What the exercise asks => Select the lines below containing the word "bound".

Records supplied =>

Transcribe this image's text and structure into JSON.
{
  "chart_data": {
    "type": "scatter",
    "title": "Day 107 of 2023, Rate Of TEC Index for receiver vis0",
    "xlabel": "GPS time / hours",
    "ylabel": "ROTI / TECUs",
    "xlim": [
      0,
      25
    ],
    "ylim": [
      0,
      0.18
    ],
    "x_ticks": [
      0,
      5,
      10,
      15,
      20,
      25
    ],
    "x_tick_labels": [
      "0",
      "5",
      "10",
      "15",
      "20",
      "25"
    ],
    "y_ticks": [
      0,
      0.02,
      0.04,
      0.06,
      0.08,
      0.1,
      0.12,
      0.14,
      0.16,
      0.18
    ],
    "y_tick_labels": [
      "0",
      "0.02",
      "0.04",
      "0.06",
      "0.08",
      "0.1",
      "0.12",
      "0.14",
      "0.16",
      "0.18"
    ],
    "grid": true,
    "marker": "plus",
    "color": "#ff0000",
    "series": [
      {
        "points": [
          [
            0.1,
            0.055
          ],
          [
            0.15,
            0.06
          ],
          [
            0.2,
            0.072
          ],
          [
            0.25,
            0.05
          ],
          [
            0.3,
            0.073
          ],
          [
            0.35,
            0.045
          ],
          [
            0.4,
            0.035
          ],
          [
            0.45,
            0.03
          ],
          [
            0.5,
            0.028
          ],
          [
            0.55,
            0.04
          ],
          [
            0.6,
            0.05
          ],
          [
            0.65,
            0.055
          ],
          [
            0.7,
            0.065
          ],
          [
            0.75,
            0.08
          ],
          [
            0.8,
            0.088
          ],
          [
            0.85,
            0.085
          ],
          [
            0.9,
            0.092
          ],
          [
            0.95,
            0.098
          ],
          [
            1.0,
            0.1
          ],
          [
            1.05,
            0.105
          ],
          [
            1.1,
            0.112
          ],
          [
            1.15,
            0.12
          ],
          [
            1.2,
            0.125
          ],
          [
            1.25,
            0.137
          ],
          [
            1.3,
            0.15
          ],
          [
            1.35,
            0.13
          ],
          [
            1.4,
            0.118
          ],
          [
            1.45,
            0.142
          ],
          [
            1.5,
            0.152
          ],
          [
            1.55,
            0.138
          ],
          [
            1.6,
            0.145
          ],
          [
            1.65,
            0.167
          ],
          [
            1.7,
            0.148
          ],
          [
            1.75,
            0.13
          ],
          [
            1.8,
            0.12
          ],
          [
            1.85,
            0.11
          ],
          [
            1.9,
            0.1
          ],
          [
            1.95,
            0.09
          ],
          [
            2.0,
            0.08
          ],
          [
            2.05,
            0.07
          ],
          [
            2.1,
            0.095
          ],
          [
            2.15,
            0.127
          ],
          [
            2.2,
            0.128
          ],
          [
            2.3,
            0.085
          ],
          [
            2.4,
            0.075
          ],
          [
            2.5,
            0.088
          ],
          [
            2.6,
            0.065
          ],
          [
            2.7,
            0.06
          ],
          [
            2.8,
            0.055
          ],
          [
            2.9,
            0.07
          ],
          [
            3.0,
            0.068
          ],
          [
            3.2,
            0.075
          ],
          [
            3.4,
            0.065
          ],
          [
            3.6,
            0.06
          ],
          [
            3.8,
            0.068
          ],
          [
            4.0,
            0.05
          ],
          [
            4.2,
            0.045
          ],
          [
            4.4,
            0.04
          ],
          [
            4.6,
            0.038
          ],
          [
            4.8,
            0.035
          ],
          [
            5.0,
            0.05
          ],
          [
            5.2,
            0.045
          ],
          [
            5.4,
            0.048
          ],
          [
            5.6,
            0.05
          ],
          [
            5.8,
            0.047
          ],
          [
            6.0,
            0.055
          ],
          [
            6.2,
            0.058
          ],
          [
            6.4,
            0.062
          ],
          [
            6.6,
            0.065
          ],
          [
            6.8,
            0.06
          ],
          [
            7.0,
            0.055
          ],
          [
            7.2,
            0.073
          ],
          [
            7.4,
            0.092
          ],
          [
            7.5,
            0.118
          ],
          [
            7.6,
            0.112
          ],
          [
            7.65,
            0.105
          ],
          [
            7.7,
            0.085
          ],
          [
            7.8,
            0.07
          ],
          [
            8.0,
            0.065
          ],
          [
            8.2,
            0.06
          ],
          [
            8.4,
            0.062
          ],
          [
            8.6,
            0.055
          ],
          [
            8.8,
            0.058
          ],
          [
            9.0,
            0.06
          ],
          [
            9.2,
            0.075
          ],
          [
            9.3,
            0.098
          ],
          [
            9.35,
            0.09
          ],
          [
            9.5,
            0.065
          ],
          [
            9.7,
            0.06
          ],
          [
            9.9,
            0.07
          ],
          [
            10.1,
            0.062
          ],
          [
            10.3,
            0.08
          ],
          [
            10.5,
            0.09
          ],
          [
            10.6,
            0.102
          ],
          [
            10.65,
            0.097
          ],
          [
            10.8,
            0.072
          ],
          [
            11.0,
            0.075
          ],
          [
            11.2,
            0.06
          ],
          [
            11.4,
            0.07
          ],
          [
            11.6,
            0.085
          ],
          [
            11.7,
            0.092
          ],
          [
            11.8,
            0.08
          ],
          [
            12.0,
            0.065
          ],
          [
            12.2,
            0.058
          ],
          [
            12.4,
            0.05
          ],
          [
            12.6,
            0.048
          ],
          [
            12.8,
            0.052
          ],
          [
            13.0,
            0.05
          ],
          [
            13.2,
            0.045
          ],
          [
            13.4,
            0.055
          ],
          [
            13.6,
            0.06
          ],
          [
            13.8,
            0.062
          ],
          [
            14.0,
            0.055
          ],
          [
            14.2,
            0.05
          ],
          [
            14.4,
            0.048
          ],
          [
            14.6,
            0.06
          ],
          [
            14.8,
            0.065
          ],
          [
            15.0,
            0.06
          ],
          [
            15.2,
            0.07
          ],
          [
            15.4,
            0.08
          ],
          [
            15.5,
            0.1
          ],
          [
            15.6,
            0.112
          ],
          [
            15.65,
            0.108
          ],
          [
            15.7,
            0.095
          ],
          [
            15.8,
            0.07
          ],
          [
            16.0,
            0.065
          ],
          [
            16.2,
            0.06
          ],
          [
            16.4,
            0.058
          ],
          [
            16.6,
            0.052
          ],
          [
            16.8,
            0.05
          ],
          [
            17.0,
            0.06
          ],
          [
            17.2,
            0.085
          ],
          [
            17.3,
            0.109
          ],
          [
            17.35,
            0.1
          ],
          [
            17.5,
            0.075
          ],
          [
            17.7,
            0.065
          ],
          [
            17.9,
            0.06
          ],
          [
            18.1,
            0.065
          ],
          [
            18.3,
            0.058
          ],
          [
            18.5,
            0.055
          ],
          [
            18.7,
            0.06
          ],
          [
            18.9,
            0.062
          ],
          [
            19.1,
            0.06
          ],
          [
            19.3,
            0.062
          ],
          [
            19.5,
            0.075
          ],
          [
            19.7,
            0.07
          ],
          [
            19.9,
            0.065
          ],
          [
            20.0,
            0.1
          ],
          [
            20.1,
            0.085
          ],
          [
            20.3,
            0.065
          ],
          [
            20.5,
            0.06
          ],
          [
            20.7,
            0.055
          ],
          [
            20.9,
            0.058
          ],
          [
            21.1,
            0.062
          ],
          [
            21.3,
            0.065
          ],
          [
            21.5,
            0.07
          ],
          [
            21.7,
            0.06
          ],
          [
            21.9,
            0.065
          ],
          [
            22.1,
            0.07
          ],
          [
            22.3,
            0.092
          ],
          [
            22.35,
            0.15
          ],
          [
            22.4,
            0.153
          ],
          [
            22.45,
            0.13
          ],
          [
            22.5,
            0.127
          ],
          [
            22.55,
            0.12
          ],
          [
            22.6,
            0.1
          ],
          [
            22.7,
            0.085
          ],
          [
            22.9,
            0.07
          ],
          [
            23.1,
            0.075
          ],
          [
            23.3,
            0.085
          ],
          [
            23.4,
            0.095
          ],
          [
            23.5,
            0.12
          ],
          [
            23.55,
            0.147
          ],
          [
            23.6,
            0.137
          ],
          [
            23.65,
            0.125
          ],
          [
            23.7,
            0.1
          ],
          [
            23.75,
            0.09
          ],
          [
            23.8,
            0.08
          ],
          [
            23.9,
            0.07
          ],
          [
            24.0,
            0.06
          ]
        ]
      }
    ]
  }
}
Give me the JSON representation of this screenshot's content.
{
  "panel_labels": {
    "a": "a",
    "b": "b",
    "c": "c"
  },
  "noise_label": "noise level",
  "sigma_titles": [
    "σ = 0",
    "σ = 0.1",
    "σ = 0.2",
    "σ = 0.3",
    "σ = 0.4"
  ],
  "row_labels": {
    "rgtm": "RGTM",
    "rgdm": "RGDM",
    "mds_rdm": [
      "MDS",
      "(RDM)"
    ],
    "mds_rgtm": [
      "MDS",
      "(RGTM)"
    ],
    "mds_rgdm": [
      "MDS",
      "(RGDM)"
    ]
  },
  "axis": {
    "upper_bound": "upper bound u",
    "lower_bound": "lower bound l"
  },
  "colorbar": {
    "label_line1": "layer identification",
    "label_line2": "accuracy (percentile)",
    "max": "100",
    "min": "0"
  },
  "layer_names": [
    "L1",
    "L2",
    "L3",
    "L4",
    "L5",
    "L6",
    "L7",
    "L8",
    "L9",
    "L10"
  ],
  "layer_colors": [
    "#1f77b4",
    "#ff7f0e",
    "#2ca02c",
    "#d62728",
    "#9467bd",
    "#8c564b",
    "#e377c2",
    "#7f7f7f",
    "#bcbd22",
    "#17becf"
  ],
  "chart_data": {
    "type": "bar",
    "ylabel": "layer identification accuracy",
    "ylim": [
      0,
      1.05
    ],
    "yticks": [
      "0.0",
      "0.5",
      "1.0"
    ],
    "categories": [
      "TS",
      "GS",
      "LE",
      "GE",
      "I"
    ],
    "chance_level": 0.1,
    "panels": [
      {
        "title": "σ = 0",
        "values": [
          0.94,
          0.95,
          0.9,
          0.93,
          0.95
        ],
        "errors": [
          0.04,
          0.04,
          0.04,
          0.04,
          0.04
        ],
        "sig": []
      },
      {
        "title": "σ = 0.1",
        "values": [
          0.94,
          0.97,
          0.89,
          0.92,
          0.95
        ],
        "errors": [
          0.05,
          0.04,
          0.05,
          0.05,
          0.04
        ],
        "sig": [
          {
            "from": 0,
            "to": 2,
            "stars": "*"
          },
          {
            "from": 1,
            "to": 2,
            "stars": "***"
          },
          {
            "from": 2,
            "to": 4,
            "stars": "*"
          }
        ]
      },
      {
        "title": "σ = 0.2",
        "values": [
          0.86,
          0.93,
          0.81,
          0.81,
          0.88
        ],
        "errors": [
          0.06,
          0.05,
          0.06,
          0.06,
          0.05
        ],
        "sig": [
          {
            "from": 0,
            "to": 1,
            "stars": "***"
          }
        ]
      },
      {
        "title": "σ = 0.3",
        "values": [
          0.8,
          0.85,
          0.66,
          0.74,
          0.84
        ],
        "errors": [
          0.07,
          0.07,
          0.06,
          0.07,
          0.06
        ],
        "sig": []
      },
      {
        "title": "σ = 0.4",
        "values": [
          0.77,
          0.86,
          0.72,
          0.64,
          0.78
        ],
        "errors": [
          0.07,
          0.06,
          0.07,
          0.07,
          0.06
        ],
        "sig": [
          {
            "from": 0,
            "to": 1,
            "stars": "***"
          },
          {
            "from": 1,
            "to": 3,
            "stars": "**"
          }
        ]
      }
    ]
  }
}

Answer below =>
    "upper_bound": "upper bound u",
    "lower_bound": "lower bound l"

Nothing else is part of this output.